WHAT TO DO: From the entries provided below, copy each line that contains the word "GmbH".

** start **

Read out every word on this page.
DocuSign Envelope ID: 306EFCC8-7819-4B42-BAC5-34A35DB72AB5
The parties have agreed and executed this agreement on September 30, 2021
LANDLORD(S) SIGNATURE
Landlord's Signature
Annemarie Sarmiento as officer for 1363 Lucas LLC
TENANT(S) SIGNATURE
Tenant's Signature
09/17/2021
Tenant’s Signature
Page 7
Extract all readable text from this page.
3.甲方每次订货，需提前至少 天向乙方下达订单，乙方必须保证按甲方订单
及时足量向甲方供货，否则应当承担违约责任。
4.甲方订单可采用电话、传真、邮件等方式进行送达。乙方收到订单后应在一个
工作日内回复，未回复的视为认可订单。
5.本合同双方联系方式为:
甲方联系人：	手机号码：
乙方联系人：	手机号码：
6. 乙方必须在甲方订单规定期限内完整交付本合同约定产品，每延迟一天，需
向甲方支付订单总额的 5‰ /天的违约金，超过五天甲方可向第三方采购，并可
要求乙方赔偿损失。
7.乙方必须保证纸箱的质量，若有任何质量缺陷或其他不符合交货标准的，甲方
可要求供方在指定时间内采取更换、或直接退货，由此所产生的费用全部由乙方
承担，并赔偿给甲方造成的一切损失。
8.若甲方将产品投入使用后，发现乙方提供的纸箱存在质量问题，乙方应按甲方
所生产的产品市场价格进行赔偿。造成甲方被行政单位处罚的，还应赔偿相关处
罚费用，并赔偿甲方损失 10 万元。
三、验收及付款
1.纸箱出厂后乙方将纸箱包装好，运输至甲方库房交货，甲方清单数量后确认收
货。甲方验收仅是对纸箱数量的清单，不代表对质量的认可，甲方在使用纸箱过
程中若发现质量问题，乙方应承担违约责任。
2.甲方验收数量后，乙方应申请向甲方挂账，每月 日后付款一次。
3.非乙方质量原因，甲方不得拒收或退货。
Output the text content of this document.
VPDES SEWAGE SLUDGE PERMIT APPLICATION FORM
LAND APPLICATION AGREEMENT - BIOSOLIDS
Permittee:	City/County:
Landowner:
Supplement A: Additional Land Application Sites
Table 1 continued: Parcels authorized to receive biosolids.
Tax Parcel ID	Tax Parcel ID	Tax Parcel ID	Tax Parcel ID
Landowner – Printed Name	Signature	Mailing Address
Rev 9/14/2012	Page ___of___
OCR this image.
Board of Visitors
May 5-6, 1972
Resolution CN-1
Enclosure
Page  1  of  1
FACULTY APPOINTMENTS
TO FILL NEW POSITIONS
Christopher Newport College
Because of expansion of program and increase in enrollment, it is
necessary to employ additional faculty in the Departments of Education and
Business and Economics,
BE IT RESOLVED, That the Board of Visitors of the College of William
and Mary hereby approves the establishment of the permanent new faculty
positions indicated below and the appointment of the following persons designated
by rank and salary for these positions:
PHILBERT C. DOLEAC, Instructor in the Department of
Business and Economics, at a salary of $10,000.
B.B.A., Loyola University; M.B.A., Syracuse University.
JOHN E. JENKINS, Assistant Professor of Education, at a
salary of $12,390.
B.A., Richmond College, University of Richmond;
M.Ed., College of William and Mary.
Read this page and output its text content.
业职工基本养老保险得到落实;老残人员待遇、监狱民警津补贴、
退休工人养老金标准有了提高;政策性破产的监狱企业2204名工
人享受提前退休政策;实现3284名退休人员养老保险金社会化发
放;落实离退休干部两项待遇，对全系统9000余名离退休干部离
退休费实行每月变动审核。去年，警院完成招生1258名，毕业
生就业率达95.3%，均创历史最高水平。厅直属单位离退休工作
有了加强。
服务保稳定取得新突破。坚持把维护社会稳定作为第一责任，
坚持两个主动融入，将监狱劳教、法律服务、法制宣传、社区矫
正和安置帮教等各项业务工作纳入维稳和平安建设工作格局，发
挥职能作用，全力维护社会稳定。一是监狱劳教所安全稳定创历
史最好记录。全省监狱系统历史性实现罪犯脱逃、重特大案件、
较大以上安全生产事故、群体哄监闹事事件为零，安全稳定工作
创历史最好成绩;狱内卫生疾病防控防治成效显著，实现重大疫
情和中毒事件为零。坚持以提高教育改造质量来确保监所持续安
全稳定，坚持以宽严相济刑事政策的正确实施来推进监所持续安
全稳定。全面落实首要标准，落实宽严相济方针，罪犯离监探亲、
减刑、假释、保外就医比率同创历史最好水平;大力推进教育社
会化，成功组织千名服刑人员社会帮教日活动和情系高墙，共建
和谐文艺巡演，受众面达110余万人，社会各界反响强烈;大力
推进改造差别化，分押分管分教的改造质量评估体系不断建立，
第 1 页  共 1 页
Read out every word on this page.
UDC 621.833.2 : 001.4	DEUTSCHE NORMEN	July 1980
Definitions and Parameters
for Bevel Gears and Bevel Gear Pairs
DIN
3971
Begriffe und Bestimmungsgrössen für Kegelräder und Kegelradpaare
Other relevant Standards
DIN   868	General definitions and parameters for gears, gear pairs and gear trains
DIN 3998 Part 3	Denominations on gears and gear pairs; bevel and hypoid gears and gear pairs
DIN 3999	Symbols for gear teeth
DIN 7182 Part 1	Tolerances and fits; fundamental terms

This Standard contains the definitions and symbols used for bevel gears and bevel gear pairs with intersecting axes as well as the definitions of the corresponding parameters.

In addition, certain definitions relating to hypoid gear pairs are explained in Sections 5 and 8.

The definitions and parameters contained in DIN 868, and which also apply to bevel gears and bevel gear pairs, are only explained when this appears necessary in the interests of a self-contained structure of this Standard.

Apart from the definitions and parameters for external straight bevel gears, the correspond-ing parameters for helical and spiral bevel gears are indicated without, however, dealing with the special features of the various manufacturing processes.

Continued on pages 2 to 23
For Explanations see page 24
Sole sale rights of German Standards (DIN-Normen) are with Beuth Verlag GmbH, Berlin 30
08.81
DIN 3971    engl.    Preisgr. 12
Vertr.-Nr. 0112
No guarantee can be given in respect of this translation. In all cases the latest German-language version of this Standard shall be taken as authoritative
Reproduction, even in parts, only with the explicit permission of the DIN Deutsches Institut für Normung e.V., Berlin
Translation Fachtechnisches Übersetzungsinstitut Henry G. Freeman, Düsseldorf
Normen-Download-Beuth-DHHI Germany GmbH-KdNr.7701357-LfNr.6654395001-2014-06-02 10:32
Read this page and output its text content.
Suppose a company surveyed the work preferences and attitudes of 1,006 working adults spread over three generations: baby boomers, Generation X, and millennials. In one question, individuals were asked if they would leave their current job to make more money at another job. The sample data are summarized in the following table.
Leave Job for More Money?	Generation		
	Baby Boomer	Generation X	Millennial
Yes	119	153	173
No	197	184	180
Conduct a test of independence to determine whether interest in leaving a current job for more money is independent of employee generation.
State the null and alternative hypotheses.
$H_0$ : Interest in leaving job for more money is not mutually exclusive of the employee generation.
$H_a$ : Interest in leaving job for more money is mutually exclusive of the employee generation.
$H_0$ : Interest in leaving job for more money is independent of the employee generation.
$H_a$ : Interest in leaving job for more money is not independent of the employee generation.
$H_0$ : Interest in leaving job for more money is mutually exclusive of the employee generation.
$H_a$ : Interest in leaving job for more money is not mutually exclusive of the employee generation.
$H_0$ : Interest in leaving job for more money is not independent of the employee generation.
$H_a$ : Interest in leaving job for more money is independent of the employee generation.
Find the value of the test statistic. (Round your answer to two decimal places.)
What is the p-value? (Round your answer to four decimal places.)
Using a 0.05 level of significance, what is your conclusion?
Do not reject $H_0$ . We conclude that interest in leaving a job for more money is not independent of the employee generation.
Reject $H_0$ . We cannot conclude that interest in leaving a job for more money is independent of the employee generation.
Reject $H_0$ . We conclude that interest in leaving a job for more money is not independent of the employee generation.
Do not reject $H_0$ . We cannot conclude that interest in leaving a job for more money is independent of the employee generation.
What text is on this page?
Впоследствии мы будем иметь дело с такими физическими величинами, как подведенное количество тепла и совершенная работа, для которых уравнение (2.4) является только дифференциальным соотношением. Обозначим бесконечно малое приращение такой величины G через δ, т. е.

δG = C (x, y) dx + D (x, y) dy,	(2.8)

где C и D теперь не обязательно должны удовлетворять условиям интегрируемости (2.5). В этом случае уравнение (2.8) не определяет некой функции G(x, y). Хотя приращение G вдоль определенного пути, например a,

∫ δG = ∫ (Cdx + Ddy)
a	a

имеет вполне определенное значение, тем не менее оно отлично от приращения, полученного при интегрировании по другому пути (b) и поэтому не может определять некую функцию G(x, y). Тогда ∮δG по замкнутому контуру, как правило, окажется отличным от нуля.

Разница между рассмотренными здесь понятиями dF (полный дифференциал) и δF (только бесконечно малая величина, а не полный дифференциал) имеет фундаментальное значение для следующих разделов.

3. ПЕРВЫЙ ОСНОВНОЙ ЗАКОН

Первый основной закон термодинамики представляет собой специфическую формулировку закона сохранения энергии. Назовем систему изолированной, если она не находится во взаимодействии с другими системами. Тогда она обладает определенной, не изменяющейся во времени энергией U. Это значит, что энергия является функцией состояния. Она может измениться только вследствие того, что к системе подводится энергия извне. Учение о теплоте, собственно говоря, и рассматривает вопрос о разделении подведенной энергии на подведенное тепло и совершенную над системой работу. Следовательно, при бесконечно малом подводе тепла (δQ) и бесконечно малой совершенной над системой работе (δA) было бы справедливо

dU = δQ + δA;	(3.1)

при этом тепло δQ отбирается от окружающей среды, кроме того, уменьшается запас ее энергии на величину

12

** end **

WORKED SOLUTION:
Sole sale rights of German Standards (DIN-Normen) are with Beuth Verlag GmbH, Berlin 30
Normen-Download-Beuth-DHHI Germany GmbH-KdNr.7701357-LfNr.6654395001-2014-06-02 10:32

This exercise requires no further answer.